_DATA EXTRACT:_

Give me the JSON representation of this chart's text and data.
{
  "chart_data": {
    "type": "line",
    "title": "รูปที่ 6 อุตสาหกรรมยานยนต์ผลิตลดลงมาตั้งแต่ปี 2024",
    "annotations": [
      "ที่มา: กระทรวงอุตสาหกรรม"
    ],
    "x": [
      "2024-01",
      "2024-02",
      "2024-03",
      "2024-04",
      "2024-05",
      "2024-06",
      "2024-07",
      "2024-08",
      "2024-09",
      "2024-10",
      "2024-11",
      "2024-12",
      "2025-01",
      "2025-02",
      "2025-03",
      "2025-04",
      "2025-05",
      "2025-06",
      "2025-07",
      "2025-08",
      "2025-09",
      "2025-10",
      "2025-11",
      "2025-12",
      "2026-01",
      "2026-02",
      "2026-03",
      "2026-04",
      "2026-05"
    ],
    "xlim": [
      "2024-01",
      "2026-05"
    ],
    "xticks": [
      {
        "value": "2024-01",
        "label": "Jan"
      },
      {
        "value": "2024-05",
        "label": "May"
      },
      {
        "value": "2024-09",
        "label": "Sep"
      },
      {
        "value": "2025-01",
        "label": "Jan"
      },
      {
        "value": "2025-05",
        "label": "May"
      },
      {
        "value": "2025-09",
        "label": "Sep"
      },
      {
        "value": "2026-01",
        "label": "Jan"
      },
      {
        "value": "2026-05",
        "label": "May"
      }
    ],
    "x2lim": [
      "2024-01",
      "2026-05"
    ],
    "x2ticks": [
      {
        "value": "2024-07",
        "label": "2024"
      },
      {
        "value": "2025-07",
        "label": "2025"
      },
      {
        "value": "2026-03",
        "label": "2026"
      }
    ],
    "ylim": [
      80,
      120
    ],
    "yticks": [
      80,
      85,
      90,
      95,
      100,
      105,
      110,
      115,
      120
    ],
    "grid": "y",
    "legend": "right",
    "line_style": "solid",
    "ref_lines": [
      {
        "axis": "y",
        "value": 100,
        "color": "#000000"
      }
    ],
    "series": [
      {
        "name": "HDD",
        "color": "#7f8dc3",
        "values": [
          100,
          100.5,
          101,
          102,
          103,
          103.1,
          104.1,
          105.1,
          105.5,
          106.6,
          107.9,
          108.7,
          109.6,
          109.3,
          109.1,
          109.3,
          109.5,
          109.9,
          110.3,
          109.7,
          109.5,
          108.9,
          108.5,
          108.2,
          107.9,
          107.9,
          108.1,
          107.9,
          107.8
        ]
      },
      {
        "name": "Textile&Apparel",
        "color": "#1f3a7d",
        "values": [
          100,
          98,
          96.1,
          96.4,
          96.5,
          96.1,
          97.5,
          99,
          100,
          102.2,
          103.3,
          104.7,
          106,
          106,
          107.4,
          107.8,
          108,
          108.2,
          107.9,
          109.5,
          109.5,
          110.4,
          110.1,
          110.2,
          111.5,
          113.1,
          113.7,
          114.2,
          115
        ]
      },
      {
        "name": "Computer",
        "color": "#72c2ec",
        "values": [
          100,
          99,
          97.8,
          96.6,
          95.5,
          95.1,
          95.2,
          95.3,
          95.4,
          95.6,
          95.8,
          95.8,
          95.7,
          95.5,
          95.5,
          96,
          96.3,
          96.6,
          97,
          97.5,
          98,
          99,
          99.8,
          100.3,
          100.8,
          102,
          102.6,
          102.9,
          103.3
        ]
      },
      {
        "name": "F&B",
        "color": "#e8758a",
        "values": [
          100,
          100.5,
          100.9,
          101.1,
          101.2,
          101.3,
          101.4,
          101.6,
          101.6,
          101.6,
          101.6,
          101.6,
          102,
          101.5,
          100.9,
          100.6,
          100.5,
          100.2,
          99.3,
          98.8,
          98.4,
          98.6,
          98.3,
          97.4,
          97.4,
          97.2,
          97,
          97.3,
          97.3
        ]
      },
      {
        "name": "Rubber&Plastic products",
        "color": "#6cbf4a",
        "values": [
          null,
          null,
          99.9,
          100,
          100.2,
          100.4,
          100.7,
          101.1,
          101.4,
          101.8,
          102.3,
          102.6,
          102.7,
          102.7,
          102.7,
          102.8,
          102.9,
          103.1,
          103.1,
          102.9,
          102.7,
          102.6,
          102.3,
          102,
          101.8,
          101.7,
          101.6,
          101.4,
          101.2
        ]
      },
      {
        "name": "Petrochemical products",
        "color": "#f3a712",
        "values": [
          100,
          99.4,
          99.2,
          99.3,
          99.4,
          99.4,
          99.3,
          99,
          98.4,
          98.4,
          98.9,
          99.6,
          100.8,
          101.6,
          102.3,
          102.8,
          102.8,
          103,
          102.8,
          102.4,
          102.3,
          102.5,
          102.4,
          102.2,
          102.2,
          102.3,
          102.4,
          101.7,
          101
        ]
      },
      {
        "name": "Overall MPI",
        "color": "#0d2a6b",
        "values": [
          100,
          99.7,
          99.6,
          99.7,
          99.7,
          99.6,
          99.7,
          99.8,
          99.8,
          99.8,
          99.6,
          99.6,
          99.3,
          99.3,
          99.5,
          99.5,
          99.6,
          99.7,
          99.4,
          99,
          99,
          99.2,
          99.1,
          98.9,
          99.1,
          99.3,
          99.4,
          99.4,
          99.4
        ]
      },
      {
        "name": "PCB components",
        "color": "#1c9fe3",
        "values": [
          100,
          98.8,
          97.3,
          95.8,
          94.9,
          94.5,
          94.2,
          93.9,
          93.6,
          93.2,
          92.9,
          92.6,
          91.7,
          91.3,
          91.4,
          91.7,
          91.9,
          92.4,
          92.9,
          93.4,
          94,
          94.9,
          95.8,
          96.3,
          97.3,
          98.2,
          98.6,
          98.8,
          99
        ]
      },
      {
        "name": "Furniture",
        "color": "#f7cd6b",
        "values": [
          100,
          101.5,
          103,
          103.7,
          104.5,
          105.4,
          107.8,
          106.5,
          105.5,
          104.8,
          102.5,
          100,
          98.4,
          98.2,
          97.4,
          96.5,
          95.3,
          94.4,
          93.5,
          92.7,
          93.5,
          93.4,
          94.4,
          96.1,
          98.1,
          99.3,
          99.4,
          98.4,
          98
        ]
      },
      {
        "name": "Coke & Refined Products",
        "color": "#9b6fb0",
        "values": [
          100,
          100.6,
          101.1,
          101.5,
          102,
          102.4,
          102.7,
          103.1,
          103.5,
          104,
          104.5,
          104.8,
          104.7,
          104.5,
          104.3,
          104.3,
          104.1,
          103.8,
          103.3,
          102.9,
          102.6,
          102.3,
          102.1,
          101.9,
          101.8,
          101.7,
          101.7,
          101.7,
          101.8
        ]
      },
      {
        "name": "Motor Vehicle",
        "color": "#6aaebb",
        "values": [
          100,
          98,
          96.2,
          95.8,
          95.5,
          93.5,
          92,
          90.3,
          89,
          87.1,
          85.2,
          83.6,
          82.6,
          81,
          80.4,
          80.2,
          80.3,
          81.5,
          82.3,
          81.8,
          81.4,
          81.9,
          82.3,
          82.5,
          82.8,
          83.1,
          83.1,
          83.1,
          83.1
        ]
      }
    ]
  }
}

_INSTRUCTION:_ In the listing above, find each line with the word "color" and copy it.

_TASK RESULT:_
        "color": "#000000"
        "color": "#7f8dc3",
        "color": "#1f3a7d",
        "color": "#72c2ec",
        "color": "#e8758a",
        "color": "#6cbf4a",
        "color": "#f3a712",
        "color": "#0d2a6b",
        "color": "#1c9fe3",
        "color": "#f7cd6b",
        "color": "#9b6fb0",
        "color": "#6aaebb",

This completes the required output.